Items listed in a dataset:
┌──

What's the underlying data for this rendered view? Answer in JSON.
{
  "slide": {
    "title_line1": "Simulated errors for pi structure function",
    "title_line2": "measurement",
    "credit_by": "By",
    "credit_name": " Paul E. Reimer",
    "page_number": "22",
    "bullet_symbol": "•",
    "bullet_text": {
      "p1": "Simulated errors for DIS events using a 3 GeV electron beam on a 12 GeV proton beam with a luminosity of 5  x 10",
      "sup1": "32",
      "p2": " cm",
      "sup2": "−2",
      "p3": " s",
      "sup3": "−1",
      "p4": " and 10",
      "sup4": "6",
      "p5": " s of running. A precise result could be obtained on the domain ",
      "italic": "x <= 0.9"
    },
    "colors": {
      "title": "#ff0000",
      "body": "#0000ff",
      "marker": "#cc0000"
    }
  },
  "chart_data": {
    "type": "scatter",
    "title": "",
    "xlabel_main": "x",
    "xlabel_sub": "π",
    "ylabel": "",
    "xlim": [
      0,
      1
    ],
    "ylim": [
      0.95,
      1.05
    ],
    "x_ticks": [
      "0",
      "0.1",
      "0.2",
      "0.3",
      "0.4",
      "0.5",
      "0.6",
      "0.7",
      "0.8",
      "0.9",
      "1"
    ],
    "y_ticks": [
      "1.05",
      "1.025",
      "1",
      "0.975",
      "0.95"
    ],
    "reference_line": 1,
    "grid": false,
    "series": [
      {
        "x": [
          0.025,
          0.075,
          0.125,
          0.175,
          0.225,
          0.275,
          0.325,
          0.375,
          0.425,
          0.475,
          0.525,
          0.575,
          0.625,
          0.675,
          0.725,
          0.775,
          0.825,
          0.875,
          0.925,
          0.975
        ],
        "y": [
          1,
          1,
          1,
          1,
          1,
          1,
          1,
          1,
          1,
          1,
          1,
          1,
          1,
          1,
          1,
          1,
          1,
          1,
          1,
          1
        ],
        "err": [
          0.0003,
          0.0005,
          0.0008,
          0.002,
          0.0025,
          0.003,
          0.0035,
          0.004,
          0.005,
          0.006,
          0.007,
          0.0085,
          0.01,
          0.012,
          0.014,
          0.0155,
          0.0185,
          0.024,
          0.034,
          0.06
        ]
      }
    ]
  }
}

└──
┌──

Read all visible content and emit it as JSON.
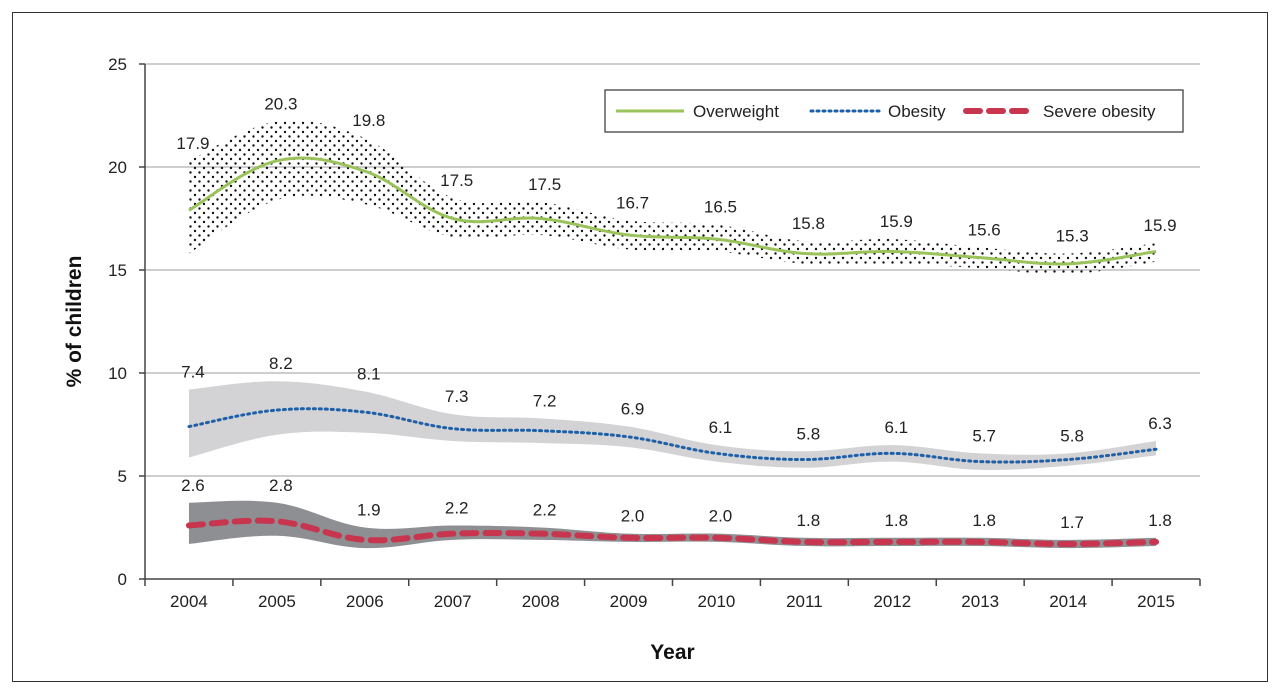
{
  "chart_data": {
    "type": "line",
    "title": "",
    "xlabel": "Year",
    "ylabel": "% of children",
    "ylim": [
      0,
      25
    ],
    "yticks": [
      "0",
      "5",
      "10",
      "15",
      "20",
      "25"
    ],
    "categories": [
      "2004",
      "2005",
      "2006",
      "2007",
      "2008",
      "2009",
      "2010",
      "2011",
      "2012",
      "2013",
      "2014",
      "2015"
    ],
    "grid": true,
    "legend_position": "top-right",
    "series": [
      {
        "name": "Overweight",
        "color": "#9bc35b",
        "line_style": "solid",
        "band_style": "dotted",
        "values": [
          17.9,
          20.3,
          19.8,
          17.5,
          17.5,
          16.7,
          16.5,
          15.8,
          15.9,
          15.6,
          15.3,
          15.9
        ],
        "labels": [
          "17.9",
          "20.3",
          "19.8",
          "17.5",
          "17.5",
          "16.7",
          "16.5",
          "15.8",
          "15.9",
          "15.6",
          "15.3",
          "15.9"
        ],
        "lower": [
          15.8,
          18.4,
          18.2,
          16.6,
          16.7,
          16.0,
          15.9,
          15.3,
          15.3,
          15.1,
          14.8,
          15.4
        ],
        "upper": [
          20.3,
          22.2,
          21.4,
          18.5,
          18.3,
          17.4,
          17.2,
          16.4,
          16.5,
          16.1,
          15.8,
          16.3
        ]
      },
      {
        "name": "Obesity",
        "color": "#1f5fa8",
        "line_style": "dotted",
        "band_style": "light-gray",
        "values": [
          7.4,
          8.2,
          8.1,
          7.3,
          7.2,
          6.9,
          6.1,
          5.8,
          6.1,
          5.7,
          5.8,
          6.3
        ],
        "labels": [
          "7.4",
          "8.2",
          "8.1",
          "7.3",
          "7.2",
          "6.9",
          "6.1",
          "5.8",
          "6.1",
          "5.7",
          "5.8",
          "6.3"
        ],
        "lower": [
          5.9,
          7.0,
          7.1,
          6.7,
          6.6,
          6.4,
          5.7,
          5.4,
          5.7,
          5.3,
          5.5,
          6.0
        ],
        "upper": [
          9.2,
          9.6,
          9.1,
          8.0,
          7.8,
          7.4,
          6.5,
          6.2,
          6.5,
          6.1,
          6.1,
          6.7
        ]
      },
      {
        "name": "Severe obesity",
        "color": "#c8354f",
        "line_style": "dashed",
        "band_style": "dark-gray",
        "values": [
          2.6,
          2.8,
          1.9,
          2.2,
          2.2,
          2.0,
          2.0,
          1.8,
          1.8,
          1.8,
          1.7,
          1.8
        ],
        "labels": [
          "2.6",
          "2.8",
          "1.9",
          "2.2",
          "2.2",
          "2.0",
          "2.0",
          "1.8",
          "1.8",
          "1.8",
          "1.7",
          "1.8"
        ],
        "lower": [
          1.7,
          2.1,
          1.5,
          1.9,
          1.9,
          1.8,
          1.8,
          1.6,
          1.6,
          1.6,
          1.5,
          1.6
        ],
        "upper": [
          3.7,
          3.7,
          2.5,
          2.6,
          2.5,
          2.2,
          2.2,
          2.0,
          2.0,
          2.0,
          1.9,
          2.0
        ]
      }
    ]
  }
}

└──

● The request: Pick out each line containing the string "errors" and copy it.

● Solution for this exercise:
    "title_line1": "Simulated errors for pi structure function",
      "p1": "Simulated errors for DIS events using a 3 GeV electron beam on a 12 GeV proton beam with a luminosity of 5  x 10",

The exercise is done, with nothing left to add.